Data items
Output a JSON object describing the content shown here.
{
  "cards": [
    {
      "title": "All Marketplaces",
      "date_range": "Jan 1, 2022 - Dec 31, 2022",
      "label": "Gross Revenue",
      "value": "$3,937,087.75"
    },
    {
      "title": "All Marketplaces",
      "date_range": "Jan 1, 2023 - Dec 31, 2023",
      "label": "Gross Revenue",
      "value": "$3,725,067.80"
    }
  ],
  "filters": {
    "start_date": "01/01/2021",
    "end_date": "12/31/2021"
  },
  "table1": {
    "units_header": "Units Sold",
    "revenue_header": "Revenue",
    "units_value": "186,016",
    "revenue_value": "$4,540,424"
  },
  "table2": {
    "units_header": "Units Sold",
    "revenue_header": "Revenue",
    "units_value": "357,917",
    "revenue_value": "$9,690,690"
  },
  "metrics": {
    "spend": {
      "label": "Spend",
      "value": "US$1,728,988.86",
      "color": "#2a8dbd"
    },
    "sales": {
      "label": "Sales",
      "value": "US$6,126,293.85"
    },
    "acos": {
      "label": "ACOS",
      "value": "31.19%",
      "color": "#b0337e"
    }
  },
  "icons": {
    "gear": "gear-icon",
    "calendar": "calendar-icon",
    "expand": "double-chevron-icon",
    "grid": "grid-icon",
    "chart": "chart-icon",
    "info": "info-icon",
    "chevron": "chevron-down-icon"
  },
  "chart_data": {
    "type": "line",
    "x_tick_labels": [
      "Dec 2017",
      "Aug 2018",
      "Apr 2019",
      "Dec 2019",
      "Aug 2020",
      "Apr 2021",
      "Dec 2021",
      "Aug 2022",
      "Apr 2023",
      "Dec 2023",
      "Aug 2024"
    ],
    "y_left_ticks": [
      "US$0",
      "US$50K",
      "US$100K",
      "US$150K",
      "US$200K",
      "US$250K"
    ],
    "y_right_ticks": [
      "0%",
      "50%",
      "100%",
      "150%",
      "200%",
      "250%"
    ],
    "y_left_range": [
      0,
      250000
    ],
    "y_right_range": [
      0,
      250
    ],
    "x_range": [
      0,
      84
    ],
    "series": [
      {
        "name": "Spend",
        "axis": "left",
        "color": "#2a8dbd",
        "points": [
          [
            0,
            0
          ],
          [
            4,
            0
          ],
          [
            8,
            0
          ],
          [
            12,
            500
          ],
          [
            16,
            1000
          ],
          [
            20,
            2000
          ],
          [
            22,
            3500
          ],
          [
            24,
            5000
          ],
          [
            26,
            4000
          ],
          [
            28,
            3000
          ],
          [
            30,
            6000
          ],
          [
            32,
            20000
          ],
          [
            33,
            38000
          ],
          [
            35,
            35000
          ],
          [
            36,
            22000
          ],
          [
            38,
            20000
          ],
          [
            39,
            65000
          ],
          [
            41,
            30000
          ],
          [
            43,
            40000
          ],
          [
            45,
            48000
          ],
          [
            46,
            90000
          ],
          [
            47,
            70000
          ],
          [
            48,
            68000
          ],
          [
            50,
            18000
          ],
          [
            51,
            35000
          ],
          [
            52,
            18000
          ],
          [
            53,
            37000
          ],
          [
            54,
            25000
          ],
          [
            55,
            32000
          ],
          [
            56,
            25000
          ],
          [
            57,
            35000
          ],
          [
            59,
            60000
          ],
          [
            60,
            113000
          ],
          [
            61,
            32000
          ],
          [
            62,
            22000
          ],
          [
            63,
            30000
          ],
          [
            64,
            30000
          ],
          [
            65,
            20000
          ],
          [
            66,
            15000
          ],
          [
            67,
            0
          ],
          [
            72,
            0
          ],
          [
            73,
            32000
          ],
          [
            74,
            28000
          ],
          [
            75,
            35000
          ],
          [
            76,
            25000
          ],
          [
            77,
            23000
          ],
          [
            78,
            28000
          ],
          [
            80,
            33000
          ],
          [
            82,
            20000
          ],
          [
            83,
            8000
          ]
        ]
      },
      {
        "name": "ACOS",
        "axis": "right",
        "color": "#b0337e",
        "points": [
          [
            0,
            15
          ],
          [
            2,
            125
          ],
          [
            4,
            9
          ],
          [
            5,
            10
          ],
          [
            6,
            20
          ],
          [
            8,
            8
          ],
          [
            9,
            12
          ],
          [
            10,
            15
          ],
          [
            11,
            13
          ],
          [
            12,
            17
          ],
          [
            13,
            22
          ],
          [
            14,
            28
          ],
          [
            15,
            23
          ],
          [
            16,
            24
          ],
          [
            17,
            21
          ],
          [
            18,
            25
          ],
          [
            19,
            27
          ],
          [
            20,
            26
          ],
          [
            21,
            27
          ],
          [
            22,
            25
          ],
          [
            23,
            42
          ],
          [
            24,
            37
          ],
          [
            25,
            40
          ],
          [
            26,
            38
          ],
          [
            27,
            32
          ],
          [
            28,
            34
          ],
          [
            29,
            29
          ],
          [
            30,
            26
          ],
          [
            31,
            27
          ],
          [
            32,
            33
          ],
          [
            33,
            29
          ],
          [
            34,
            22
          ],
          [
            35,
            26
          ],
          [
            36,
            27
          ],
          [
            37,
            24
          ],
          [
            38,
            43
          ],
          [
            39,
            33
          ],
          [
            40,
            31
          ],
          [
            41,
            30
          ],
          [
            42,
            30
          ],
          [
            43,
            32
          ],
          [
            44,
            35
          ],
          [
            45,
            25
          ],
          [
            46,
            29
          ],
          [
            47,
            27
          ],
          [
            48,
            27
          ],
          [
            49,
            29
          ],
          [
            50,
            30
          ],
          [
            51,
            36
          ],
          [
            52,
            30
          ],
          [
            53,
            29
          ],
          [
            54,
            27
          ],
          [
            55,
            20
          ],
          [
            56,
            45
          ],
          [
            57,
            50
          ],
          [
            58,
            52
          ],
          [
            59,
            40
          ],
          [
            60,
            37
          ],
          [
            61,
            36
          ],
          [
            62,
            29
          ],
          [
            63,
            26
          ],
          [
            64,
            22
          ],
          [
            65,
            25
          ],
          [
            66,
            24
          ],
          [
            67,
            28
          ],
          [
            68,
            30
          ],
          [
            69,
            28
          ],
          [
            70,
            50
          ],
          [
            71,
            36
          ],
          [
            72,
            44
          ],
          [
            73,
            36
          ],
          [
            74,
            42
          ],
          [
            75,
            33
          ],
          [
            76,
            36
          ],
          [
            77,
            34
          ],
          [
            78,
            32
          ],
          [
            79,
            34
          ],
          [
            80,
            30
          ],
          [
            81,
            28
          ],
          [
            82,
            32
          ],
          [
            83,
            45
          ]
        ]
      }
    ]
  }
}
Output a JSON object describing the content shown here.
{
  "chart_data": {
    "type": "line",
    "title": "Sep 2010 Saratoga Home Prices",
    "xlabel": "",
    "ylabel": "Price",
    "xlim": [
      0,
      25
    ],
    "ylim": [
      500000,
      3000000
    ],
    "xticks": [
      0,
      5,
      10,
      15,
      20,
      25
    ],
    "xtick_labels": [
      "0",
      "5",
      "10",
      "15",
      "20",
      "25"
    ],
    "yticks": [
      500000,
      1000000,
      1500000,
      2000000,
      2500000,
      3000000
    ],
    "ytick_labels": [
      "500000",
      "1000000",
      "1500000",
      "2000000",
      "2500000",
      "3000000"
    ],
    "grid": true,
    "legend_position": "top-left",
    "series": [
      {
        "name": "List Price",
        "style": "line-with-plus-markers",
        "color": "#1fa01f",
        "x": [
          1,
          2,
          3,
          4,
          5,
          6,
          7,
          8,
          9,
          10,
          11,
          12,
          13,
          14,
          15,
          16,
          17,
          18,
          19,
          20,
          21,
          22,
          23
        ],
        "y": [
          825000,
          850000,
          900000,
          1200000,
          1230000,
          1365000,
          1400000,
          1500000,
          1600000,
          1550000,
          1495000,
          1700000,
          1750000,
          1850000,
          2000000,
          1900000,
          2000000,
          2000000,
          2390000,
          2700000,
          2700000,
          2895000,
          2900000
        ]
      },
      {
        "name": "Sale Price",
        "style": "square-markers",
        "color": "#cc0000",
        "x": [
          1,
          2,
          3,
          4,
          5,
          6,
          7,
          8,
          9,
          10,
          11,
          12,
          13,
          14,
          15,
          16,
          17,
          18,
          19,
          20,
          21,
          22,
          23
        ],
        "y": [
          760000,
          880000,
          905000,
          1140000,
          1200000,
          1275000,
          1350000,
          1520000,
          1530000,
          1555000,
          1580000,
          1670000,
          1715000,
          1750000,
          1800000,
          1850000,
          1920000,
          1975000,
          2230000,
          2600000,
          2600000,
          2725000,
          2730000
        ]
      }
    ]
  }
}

Task description |
Your answer should be a single number: the count of lines in the data that include the word "name".

Complete output |
4